▶ [JOB]
Filter these entries so that only lines with the word "bands" remain.

▶ [DATA ENTRIES]
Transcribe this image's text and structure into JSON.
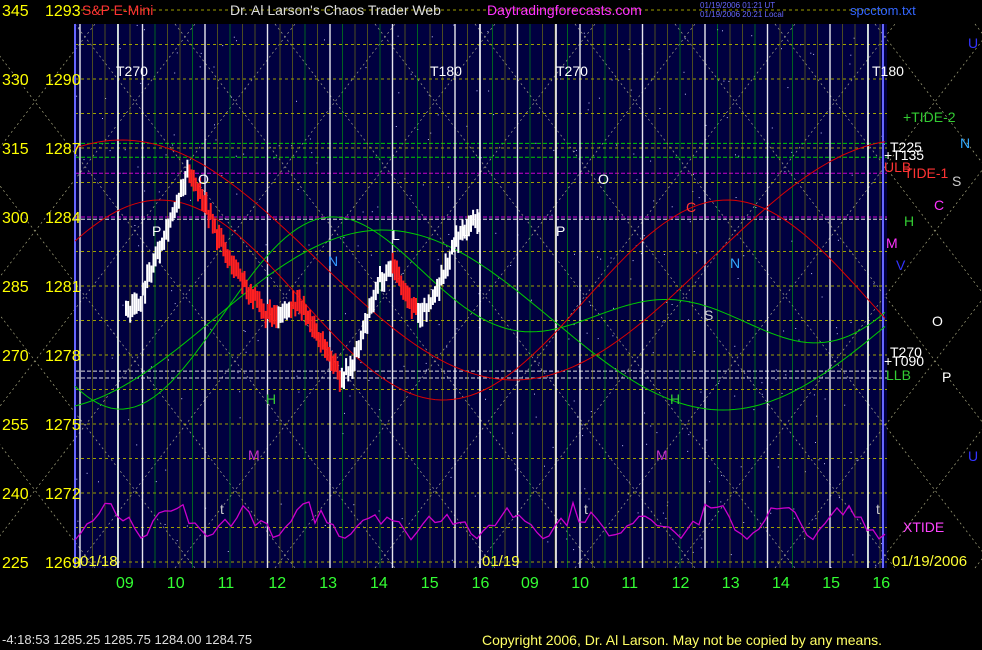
{
  "header": {
    "symbol": "S&P E-Mini",
    "author": "Dr. Al Larson's Chaos Trader Web",
    "site": "Daytradingforecasts.com",
    "stamp1": "01/19/2006 01:21 UT",
    "stamp2": "01/19/2006 20:21 Local",
    "file": "spcctom.txt"
  },
  "footer": {
    "quote": "-4:18:53  1285.25 1285.75 1284.00 1284.75",
    "copyright": "Copyright 2006, Dr. Al Larson. May not be copied by any means."
  },
  "colors": {
    "background": "#000040",
    "axis_text": "#ffff00",
    "grid": "#a0a000",
    "time_lines": "#ffffff",
    "green_line": "#00cc00",
    "red_line": "#dd0000",
    "magenta_line": "#cc00cc",
    "price_bar": "#ffffff",
    "price_bar_down": "#ff2020"
  },
  "chart_data": {
    "type": "line",
    "title": "",
    "left_axis_label": "",
    "y_left_ticks": [
      345,
      330,
      315,
      300,
      285,
      270,
      255,
      240,
      225
    ],
    "y_price_ticks": [
      "1293",
      "1290",
      "1287",
      "1284",
      "1281",
      "1278",
      "1275",
      "1272",
      "1269"
    ],
    "ylim_price": [
      1269,
      1293
    ],
    "x_tick_labels": [
      "09",
      "10",
      "11",
      "12",
      "13",
      "14",
      "15",
      "16",
      "09",
      "10",
      "11",
      "12",
      "13",
      "14",
      "15",
      "16"
    ],
    "date_labels": [
      "01/18",
      "01/19",
      "01/19/2006"
    ],
    "hours": [
      9,
      10,
      11,
      12,
      13,
      14,
      15,
      16
    ],
    "angle_labels_top": [
      "T270",
      "T180",
      "T270",
      "T180"
    ],
    "right_labels": [
      "+TIDE-2",
      "T225",
      "+T135",
      "ULB",
      "TIDE-1",
      "T270",
      "+T090",
      "LLB",
      "XTIDE"
    ],
    "planet_letters": [
      "U",
      "N",
      "S",
      "C",
      "H",
      "M",
      "V",
      "O",
      "P",
      "U"
    ],
    "chart_letters": [
      "O",
      "P",
      "N",
      "L",
      "L",
      "O",
      "P",
      "N",
      "C",
      "S",
      "H",
      "M",
      "H",
      "M",
      "t",
      "t",
      "t"
    ],
    "series": [
      {
        "name": "S&P E-Mini",
        "x_hours": [
          9.0,
          9.25,
          9.5,
          9.75,
          10.0,
          10.25,
          10.5,
          10.75,
          11.0,
          11.25,
          11.5,
          11.75,
          12.0,
          12.25,
          12.5,
          12.75,
          13.0,
          13.25,
          13.5,
          13.75,
          14.0,
          14.25,
          14.5,
          14.75,
          15.0,
          15.25,
          15.5,
          15.75,
          16.0
        ],
        "values": [
          1280.0,
          1280.25,
          1281.75,
          1283.25,
          1284.5,
          1286.0,
          1285.0,
          1283.5,
          1282.25,
          1281.5,
          1280.5,
          1279.75,
          1279.5,
          1280.25,
          1280.0,
          1279.0,
          1278.0,
          1277.0,
          1277.75,
          1279.5,
          1281.25,
          1282.0,
          1280.75,
          1279.75,
          1280.25,
          1281.5,
          1283.0,
          1283.75,
          1284.0
        ]
      }
    ]
  }
}
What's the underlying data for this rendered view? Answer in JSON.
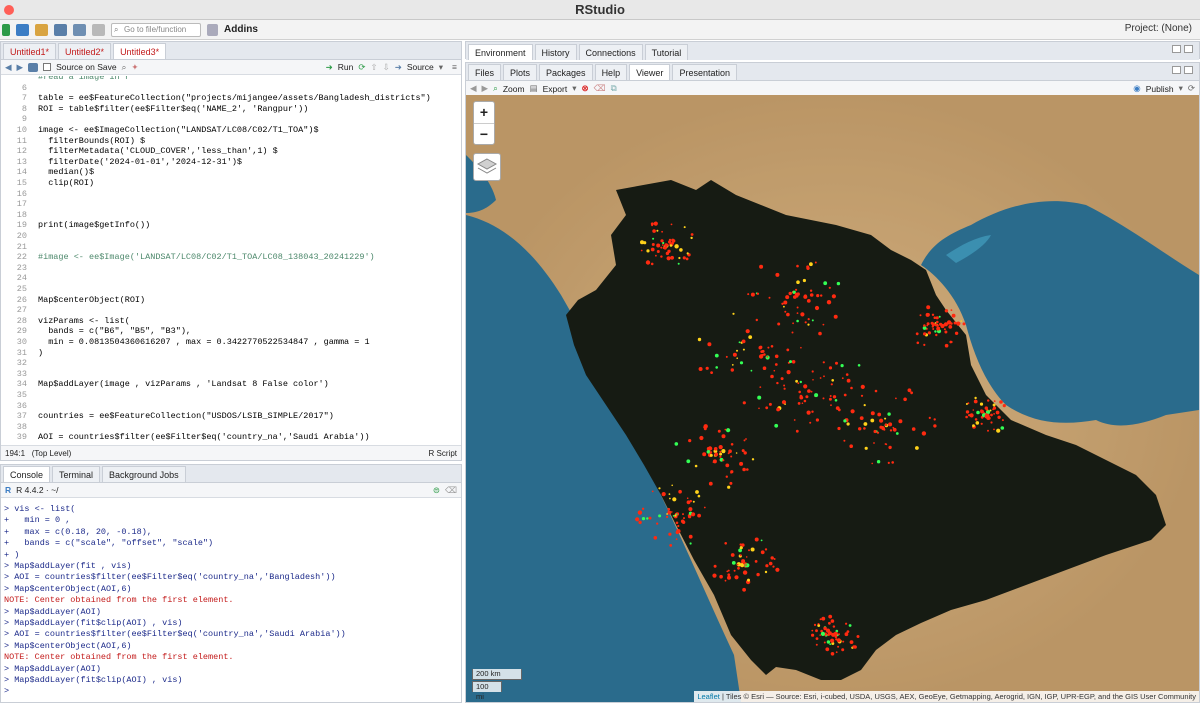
{
  "app": {
    "title": "RStudio",
    "project": "Project: (None)"
  },
  "toolbar": {
    "goto_placeholder": "Go to file/function",
    "addins": "Addins"
  },
  "editor": {
    "tabs": [
      {
        "label": "Untitled1*"
      },
      {
        "label": "Untitled2*"
      },
      {
        "label": "Untitled3*"
      }
    ],
    "source_on_save": "Source on Save",
    "run": "Run",
    "source": "Source",
    "lines": [
      {
        "n": "",
        "t": "#read a image in r"
      },
      {
        "n": "6",
        "t": ""
      },
      {
        "n": "7",
        "t": "table = ee$FeatureCollection(\"projects/mijangee/assets/Bangladesh_districts\")"
      },
      {
        "n": "8",
        "t": "ROI = table$filter(ee$Filter$eq('NAME_2', 'Rangpur'))"
      },
      {
        "n": "9",
        "t": ""
      },
      {
        "n": "10",
        "t": "image <- ee$ImageCollection(\"LANDSAT/LC08/C02/T1_TOA\")$"
      },
      {
        "n": "11",
        "t": "  filterBounds(ROI) $"
      },
      {
        "n": "12",
        "t": "  filterMetadata('CLOUD_COVER','less_than',1) $"
      },
      {
        "n": "13",
        "t": "  filterDate('2024-01-01','2024-12-31')$"
      },
      {
        "n": "14",
        "t": "  median()$"
      },
      {
        "n": "15",
        "t": "  clip(ROI)"
      },
      {
        "n": "16",
        "t": ""
      },
      {
        "n": "17",
        "t": ""
      },
      {
        "n": "18",
        "t": ""
      },
      {
        "n": "19",
        "t": "print(image$getInfo())"
      },
      {
        "n": "20",
        "t": ""
      },
      {
        "n": "21",
        "t": ""
      },
      {
        "n": "22",
        "t": "#image <- ee$Image('LANDSAT/LC08/C02/T1_TOA/LC08_138043_20241229')"
      },
      {
        "n": "23",
        "t": ""
      },
      {
        "n": "24",
        "t": ""
      },
      {
        "n": "25",
        "t": ""
      },
      {
        "n": "26",
        "t": "Map$centerObject(ROI)"
      },
      {
        "n": "27",
        "t": ""
      },
      {
        "n": "28",
        "t": "vizParams <- list("
      },
      {
        "n": "29",
        "t": "  bands = c(\"B6\", \"B5\", \"B3\"),"
      },
      {
        "n": "30",
        "t": "  min = 0.0813504360616207 , max = 0.3422770522534847 , gamma = 1"
      },
      {
        "n": "31",
        "t": ")"
      },
      {
        "n": "32",
        "t": ""
      },
      {
        "n": "33",
        "t": ""
      },
      {
        "n": "34",
        "t": "Map$addLayer(image , vizParams , 'Landsat 8 False color')"
      },
      {
        "n": "35",
        "t": ""
      },
      {
        "n": "36",
        "t": ""
      },
      {
        "n": "37",
        "t": "countries = ee$FeatureCollection(\"USDOS/LSIB_SIMPLE/2017\")"
      },
      {
        "n": "38",
        "t": ""
      },
      {
        "n": "39",
        "t": "AOI = countries$filter(ee$Filter$eq('country_na','Saudi Arabia'))"
      }
    ],
    "status_pos": "194:1",
    "status_scope": "(Top Level)",
    "status_type": "R Script"
  },
  "console": {
    "tabs": [
      {
        "label": "Console"
      },
      {
        "label": "Terminal"
      },
      {
        "label": "Background Jobs"
      }
    ],
    "version": "R 4.4.2 · ~/",
    "lines": [
      {
        "t": "> vis <- list(",
        "note": false
      },
      {
        "t": "+   min = 0 ,",
        "note": false
      },
      {
        "t": "+   max = c(0.18, 20, -0.18),",
        "note": false
      },
      {
        "t": "+   bands = c(\"scale\", \"offset\", \"scale\")",
        "note": false
      },
      {
        "t": "+ )",
        "note": false
      },
      {
        "t": "> Map$addLayer(fit , vis)",
        "note": false
      },
      {
        "t": "> AOI = countries$filter(ee$Filter$eq('country_na','Bangladesh'))",
        "note": false
      },
      {
        "t": "> Map$centerObject(AOI,6)",
        "note": false
      },
      {
        "t": "NOTE: Center obtained from the first element.",
        "note": true
      },
      {
        "t": "> Map$addLayer(AOI)",
        "note": false
      },
      {
        "t": "> Map$addLayer(fit$clip(AOI) , vis)",
        "note": false
      },
      {
        "t": "> AOI = countries$filter(ee$Filter$eq('country_na','Saudi Arabia'))",
        "note": false
      },
      {
        "t": "> Map$centerObject(AOI,6)",
        "note": false
      },
      {
        "t": "NOTE: Center obtained from the first element.",
        "note": true
      },
      {
        "t": "> Map$addLayer(AOI)",
        "note": false
      },
      {
        "t": "> Map$addLayer(fit$clip(AOI) , vis)",
        "note": false
      },
      {
        "t": ">",
        "note": false
      }
    ]
  },
  "env": {
    "tabs": [
      {
        "label": "Environment"
      },
      {
        "label": "History"
      },
      {
        "label": "Connections"
      },
      {
        "label": "Tutorial"
      }
    ]
  },
  "viewer": {
    "tabs": [
      {
        "label": "Files"
      },
      {
        "label": "Plots"
      },
      {
        "label": "Packages"
      },
      {
        "label": "Help"
      },
      {
        "label": "Viewer"
      },
      {
        "label": "Presentation"
      }
    ],
    "zoom": "Zoom",
    "export": "Export",
    "publish": "Publish",
    "zoom_in": "+",
    "zoom_out": "−",
    "scale_km": "200 km",
    "scale_mi": "100 mi",
    "attribution_link": "Leaflet",
    "attribution": " | Tiles © Esri — Source: Esri, i-cubed, USDA, USGS, AEX, GeoEye, Getmapping, Aerogrid, IGN, IGP, UPR-EGP, and the GIS User Community"
  },
  "colors": {
    "accent": "#3c7dc4",
    "modified_tab": "#c31b1b",
    "land": "#c9a474",
    "sea": "#2a6b8c",
    "mask": "#161b13"
  }
}
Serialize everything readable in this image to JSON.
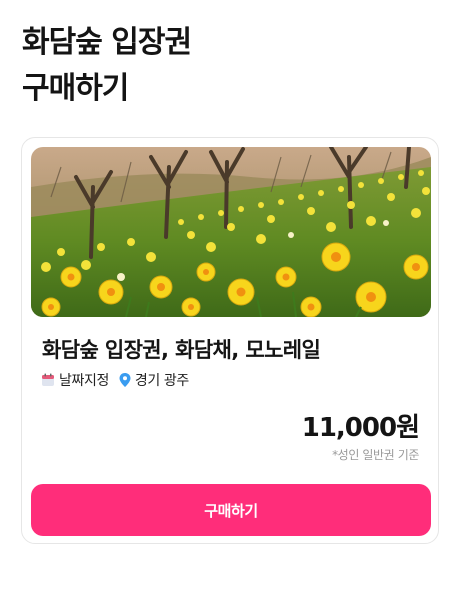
{
  "header": {
    "title_line1": "화담숲 입장권",
    "title_line2": "구매하기"
  },
  "product": {
    "image_alt": "yellow daffodil field",
    "name": "화담숲 입장권, 화담채, 모노레일",
    "date_icon": "calendar-icon",
    "date_label": "날짜지정",
    "location_icon": "location-pin-icon",
    "location_label": "경기 광주",
    "price": "11,000원",
    "price_note": "*성인 일반권 기준"
  },
  "actions": {
    "buy_label": "구매하기"
  },
  "colors": {
    "accent": "#ff2d7a",
    "calendar": "#e55a7a",
    "pin": "#3a9cf0"
  }
}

▶ [FINISHED EXERCISE]
        "t": "  bands = c(\"B6\", \"B5\", \"B3\"),"
        "t": "+   bands = c(\"scale\", \"offset\", \"scale\")",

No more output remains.